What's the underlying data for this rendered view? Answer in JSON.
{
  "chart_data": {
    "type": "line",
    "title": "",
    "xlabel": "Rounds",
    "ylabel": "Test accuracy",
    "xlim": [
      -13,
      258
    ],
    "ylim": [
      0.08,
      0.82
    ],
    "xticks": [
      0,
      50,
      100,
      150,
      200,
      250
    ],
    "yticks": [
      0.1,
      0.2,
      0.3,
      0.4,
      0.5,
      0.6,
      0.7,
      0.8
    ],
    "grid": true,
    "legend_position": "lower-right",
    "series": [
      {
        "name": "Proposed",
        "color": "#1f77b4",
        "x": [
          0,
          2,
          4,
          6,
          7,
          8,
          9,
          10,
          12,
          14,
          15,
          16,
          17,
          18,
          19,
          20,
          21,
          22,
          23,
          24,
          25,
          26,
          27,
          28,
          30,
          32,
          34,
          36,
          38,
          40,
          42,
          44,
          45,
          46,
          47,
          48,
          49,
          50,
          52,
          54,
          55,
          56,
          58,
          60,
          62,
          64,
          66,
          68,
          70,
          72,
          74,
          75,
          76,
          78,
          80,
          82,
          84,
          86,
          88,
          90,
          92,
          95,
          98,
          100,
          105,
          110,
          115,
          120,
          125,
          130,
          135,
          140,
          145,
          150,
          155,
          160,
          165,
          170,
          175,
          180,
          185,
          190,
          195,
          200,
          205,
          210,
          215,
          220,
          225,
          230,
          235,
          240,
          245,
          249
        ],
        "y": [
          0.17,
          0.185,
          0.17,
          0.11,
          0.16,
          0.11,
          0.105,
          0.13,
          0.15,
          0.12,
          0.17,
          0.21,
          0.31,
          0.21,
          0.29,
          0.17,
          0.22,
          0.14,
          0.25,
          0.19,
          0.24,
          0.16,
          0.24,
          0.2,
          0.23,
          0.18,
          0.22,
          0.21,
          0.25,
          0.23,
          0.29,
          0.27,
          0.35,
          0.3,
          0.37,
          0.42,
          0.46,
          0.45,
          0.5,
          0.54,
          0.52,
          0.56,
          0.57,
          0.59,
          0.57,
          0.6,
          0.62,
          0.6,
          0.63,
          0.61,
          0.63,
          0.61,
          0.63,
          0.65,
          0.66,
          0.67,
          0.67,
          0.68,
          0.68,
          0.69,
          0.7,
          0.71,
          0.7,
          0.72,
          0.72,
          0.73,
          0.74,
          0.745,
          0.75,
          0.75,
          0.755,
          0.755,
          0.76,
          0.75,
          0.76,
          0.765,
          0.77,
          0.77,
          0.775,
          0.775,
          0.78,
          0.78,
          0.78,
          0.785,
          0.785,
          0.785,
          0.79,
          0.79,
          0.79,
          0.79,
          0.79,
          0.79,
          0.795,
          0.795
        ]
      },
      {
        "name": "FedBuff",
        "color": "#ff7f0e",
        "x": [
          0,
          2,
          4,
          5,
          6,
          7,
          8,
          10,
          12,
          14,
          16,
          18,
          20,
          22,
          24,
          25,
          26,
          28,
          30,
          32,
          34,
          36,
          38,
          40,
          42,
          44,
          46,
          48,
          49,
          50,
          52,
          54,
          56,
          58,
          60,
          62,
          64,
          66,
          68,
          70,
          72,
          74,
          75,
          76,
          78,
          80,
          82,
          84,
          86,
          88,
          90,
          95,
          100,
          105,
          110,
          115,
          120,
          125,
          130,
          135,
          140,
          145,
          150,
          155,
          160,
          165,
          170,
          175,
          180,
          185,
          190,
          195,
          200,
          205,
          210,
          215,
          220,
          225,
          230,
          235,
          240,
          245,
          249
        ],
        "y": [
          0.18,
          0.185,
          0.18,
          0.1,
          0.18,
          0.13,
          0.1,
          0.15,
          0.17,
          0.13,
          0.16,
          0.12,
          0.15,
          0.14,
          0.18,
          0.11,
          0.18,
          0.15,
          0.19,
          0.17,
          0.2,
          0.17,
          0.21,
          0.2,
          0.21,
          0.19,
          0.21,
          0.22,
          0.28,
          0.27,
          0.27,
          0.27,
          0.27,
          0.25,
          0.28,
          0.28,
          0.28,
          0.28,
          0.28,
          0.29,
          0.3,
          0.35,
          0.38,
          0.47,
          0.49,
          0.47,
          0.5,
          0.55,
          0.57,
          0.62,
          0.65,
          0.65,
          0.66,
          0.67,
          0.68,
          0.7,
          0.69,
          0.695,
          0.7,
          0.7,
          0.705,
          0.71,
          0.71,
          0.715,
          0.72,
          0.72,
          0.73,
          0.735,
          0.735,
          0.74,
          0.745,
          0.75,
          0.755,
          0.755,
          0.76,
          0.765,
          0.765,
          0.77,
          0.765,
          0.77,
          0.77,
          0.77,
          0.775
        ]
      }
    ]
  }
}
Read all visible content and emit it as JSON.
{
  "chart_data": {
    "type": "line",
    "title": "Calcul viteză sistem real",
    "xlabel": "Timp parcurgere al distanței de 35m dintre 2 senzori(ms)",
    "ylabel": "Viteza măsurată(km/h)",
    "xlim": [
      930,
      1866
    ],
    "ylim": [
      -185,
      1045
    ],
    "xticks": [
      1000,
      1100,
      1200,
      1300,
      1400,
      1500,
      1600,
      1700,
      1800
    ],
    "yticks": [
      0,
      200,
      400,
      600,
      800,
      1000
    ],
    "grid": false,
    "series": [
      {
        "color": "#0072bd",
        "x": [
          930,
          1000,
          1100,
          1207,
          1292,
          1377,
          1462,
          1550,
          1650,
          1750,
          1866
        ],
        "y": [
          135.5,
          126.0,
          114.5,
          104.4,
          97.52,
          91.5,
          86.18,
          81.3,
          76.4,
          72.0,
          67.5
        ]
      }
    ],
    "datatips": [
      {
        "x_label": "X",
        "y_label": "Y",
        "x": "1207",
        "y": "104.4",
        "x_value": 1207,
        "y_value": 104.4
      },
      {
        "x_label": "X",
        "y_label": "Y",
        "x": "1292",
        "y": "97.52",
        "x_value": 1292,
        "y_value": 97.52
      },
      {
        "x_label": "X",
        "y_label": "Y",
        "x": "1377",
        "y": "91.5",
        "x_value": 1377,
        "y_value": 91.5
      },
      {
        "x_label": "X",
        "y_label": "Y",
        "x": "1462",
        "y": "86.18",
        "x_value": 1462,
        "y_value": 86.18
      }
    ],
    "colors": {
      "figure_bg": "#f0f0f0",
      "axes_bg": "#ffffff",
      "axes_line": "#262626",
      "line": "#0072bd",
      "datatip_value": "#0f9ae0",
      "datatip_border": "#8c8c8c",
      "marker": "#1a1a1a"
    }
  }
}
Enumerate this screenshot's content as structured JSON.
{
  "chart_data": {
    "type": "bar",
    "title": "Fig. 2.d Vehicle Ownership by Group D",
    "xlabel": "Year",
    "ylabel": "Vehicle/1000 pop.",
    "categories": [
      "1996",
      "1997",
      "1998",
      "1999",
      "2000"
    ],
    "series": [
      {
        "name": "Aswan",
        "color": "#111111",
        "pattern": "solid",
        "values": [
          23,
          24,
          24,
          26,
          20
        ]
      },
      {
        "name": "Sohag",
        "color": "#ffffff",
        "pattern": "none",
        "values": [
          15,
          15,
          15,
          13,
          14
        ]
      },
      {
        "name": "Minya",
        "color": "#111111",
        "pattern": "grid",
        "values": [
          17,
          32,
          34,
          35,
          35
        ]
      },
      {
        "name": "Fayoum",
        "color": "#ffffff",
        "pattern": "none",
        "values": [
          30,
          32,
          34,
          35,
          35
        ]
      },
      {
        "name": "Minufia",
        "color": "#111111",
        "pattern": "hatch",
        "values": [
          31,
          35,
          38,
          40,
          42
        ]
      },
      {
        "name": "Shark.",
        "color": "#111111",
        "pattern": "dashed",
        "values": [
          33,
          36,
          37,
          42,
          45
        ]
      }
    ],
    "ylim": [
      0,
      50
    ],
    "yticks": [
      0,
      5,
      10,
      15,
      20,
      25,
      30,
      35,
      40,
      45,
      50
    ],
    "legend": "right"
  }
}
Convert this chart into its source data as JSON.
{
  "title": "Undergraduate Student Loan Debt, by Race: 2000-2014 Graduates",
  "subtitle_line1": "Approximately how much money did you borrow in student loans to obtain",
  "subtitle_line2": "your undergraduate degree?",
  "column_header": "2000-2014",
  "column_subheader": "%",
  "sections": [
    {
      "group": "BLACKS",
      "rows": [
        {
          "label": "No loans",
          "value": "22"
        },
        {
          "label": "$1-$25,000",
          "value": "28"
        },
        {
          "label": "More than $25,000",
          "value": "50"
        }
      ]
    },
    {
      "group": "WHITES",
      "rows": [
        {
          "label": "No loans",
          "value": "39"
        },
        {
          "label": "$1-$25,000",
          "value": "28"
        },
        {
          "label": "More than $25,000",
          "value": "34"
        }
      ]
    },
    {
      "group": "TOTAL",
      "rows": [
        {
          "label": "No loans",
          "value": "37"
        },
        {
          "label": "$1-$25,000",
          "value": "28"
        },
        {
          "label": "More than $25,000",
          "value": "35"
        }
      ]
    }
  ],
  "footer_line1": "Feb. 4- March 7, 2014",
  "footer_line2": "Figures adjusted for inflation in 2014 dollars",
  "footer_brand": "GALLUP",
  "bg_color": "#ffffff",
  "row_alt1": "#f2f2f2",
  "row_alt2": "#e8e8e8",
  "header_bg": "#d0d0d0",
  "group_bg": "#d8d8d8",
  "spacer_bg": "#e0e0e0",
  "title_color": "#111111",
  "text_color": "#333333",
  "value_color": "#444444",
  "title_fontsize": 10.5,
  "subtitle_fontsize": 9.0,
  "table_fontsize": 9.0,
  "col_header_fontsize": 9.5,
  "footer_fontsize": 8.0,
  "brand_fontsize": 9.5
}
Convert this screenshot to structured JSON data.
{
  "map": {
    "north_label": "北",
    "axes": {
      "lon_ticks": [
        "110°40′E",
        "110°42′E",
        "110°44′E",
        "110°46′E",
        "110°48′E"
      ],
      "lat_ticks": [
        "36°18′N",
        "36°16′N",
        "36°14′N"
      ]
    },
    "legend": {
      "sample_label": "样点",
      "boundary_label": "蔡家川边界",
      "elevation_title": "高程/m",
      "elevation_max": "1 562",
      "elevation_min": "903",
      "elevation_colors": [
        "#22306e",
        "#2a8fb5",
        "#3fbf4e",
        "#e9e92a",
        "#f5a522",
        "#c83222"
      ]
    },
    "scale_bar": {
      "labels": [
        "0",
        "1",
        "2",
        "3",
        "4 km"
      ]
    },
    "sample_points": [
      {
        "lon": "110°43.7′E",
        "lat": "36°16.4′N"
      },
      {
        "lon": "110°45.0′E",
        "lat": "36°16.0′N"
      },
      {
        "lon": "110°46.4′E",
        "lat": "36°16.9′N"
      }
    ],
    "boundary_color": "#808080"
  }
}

+++

# DIRECTIVE
Copy out every line of the data that includes "Convert".

# ANSWER
Convert this chart into its source data as JSON.
Convert this screenshot to structured JSON data.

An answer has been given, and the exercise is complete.